- PROBLEM TO SOLVE
Pick out and copy every line below that has the word "Weight".

- INPUT RECORDS

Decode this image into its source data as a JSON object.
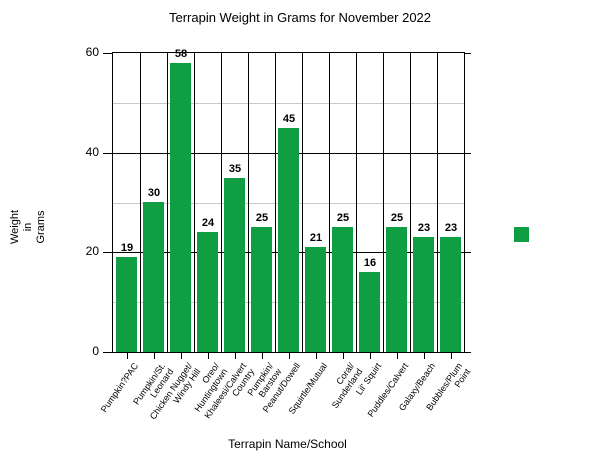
{
  "chart_data": {
    "type": "bar",
    "title": "Terrapin Weight in Grams for November 2022",
    "xlabel": "Terrapin Name/School",
    "ylabel": "Weight\nin\nGrams",
    "categories": [
      "Pumpkin?PAC",
      "Pumpkin/St.\nLeonard",
      "Chicken Nugget/\nWindy Hill",
      "Oreo/\nHuntingtown",
      "Khaleesi/Calvert\nCountry",
      "Pumpkin/\nBarstow",
      "Peanut/Dowell",
      "Squirtle/Mutual",
      "Coral/\nSunderland",
      "Lil' Squirt",
      "Puddles/Calvert",
      "Galaxy/Beach",
      "Bubbles/Plum\nPoint"
    ],
    "values": [
      19,
      30,
      58,
      24,
      35,
      25,
      45,
      21,
      25,
      16,
      25,
      23,
      23
    ],
    "ylim": [
      0,
      60
    ],
    "yticks": [
      0,
      20,
      40,
      60
    ],
    "minor_gridlines": [
      10,
      30,
      50
    ],
    "value_labels_shown": true,
    "bar_color": "#0f9e43",
    "grid_minor_color": "#c9c9c9",
    "grid_major_color": "#000000",
    "legend": {
      "label": "",
      "swatch_color": "#0f9e43",
      "position": "right"
    }
  }
}
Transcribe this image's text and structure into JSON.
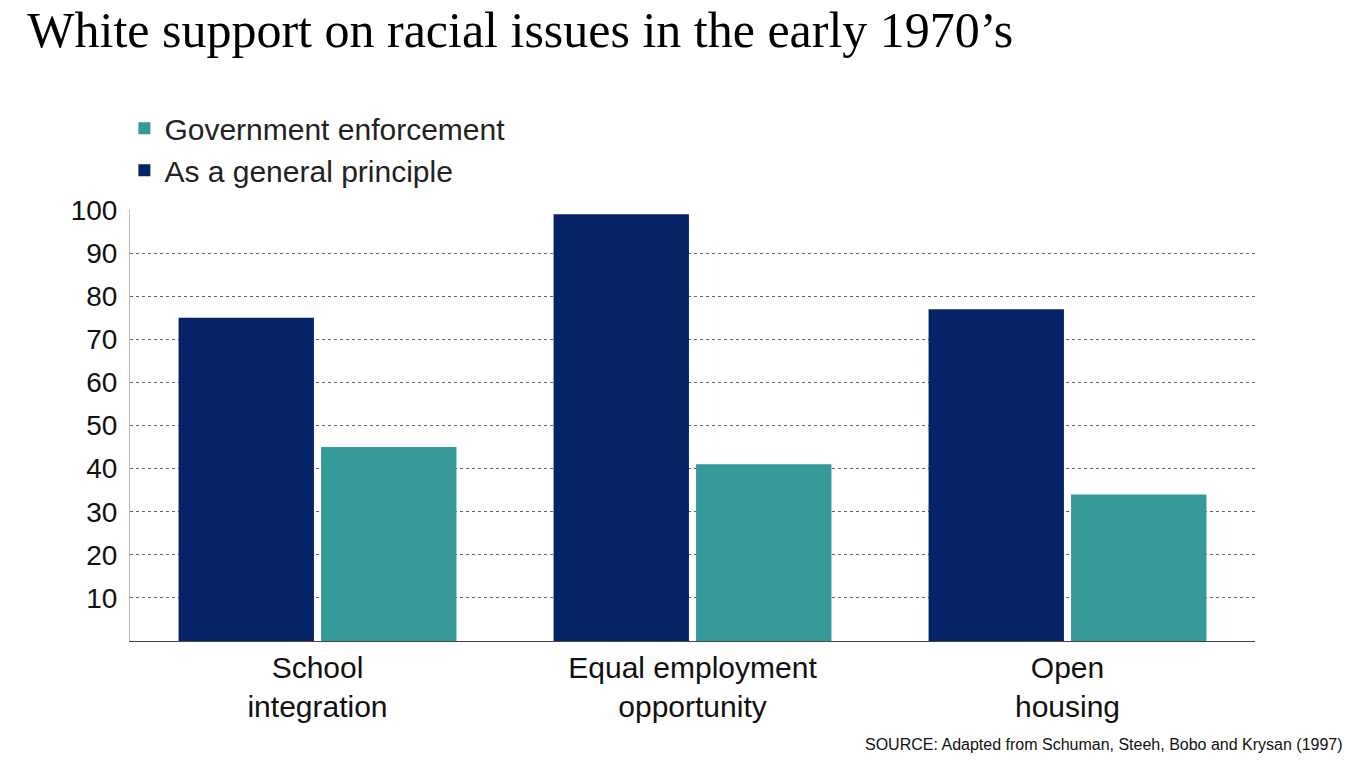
{
  "chart_data": {
    "type": "bar",
    "title": "White support on racial issues in the early 1970’s",
    "categories": [
      "School integration",
      "Equal employment opportunity",
      "Open housing"
    ],
    "series": [
      {
        "name": "As a general principle",
        "color": "#052366",
        "values": [
          75,
          99,
          77
        ]
      },
      {
        "name": "Government enforcement",
        "color": "#359a98",
        "values": [
          45,
          41,
          34
        ]
      }
    ],
    "ylim": [
      0,
      100
    ],
    "yticks": [
      10,
      20,
      30,
      40,
      50,
      60,
      70,
      80,
      90,
      100
    ],
    "grid": true,
    "legend": "top left",
    "annotations": [
      "SOURCE: Adapted from Schuman, Steeh, Bobo and Krysan (1997)"
    ]
  }
}
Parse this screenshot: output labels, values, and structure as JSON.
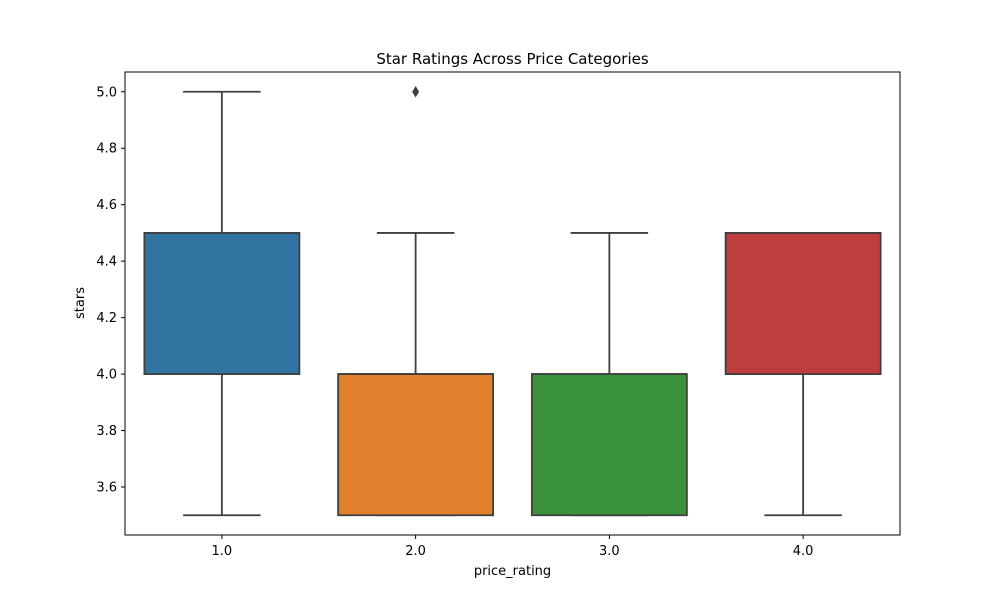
{
  "chart_data": {
    "type": "box",
    "title": "Star Ratings Across Price Categories",
    "xlabel": "price_rating",
    "ylabel": "stars",
    "categories": [
      "1.0",
      "2.0",
      "3.0",
      "4.0"
    ],
    "ylim": [
      3.43,
      5.07
    ],
    "yticks": [
      3.6,
      3.8,
      4.0,
      4.2,
      4.4,
      4.6,
      4.8,
      5.0
    ],
    "ytick_labels": [
      "3.6",
      "3.8",
      "4.0",
      "4.2",
      "4.4",
      "4.6",
      "4.8",
      "5.0"
    ],
    "boxes": [
      {
        "category": "1.0",
        "whisker_low": 3.5,
        "q1": 4.0,
        "median": 4.5,
        "q3": 4.5,
        "whisker_high": 5.0,
        "outliers": [],
        "color": "#3274a1"
      },
      {
        "category": "2.0",
        "whisker_low": 3.5,
        "q1": 3.5,
        "median": 4.0,
        "q3": 4.0,
        "whisker_high": 4.5,
        "outliers": [
          5.0
        ],
        "color": "#e1812c"
      },
      {
        "category": "3.0",
        "whisker_low": 3.5,
        "q1": 3.5,
        "median": 4.0,
        "q3": 4.0,
        "whisker_high": 4.5,
        "outliers": [],
        "color": "#3a923a"
      },
      {
        "category": "4.0",
        "whisker_low": 3.5,
        "q1": 4.0,
        "median": 4.5,
        "q3": 4.5,
        "whisker_high": 4.5,
        "outliers": [],
        "color": "#c03d3e"
      }
    ],
    "line_color": "#3f3f3f",
    "grid": false,
    "legend": "none"
  }
}
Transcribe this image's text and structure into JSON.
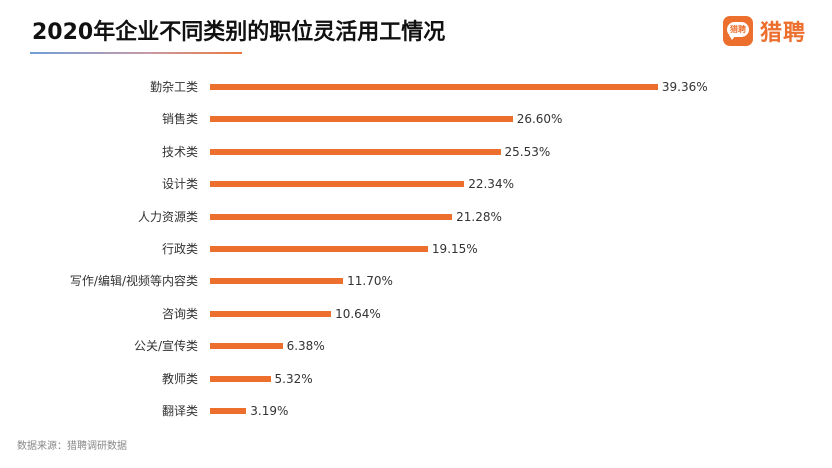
{
  "header": {
    "title": "2020年企业不同类别的职位灵活用工情况",
    "logo_icon_text": "猎聘",
    "logo_text": "猎聘"
  },
  "footer": {
    "source": "数据来源：猎聘调研数据"
  },
  "colors": {
    "bar": "#ec6f2d",
    "accent": "#ec6f2d"
  },
  "chart_data": {
    "type": "bar",
    "orientation": "horizontal",
    "title": "2020年企业不同类别的职位灵活用工情况",
    "xlabel": "",
    "ylabel": "",
    "grid": false,
    "legend": null,
    "categories": [
      "勤杂工类",
      "销售类",
      "技术类",
      "设计类",
      "人力资源类",
      "行政类",
      "写作/编辑/视频等内容类",
      "咨询类",
      "公关/宣传类",
      "教师类",
      "翻译类"
    ],
    "values": [
      39.36,
      26.6,
      25.53,
      22.34,
      21.28,
      19.15,
      11.7,
      10.64,
      6.38,
      5.32,
      3.19
    ],
    "labels": [
      "39.36%",
      "26.60%",
      "25.53%",
      "22.34%",
      "21.28%",
      "19.15%",
      "11.70%",
      "10.64%",
      "6.38%",
      "5.32%",
      "3.19%"
    ],
    "unit": "%"
  }
}
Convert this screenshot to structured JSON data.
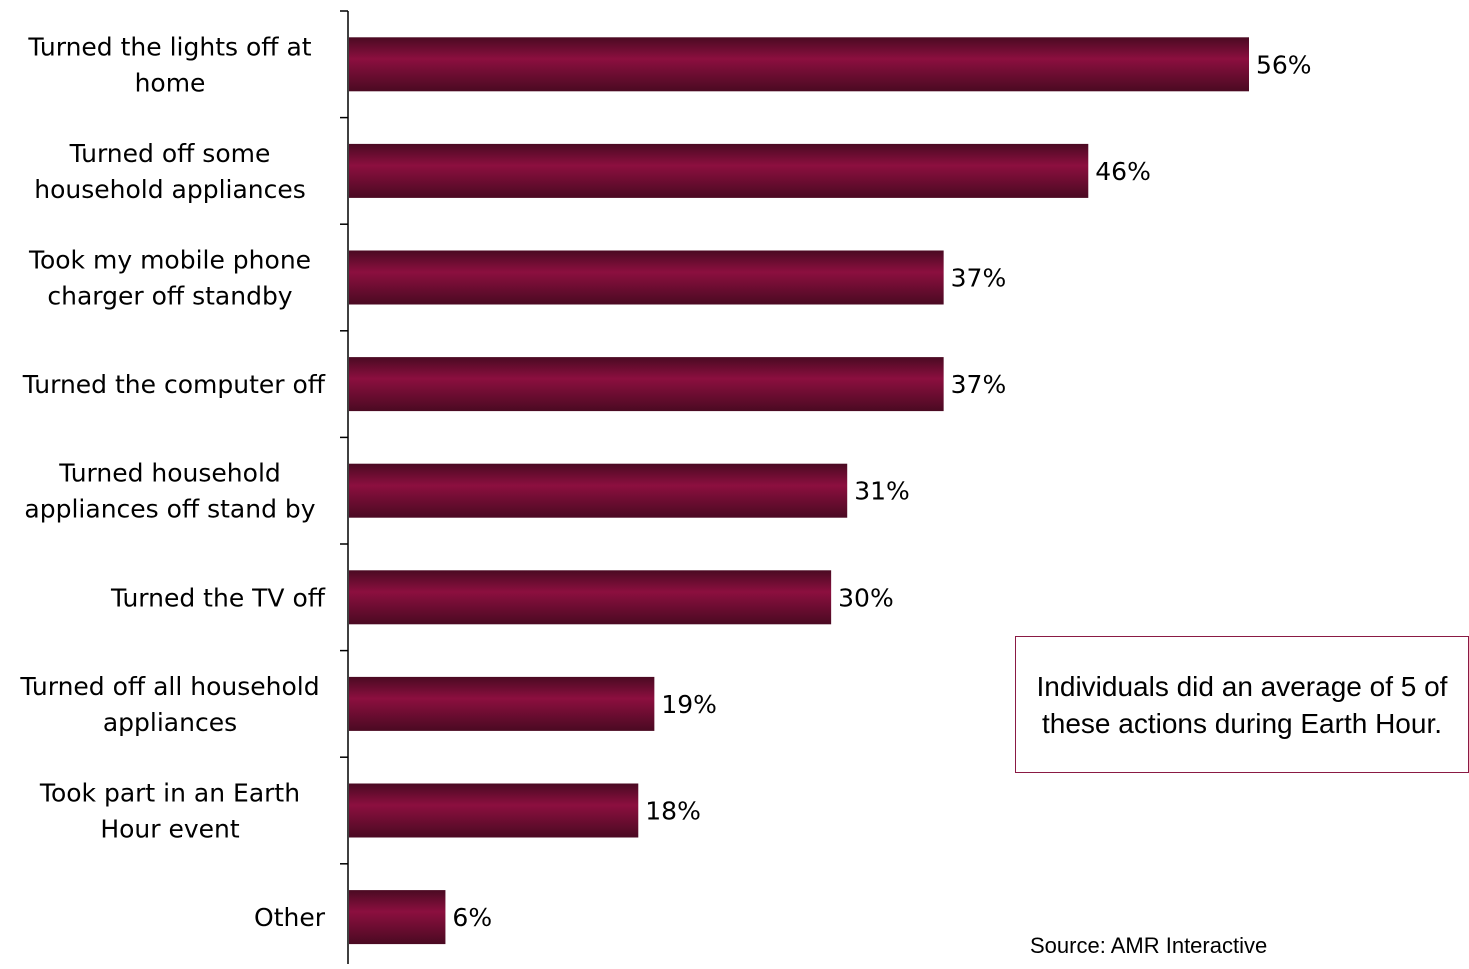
{
  "chart_data": {
    "type": "bar",
    "orientation": "horizontal",
    "categories": [
      [
        "Turned the lights off at",
        "home"
      ],
      [
        "Turned off some",
        "household appliances"
      ],
      [
        "Took my mobile phone",
        "charger off standby"
      ],
      [
        "Turned the computer off"
      ],
      [
        "Turned household",
        "appliances off stand by"
      ],
      [
        "Turned the TV off"
      ],
      [
        "Turned off all household",
        "appliances"
      ],
      [
        "Took part in an Earth",
        "Hour event"
      ],
      [
        "Other"
      ]
    ],
    "values": [
      56,
      46,
      37,
      37,
      31,
      30,
      19,
      18,
      6
    ],
    "value_labels": [
      "56%",
      "46%",
      "37%",
      "37%",
      "31%",
      "30%",
      "19%",
      "18%",
      "6%"
    ],
    "unit": "%",
    "xlim": [
      0,
      100
    ],
    "grid": false,
    "bar_color": "#8c0f3f",
    "bar_shade_color": "#4a0a22"
  },
  "annotation": {
    "text": "Individuals did an average of 5 of these actions during Earth Hour.",
    "border_color": "#8a1a44"
  },
  "source": "Source: AMR Interactive"
}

- REPLY
    "title": "Terrapin Weight in Grams for November 2022",
    "ylabel": "Weight\nin\nGrams",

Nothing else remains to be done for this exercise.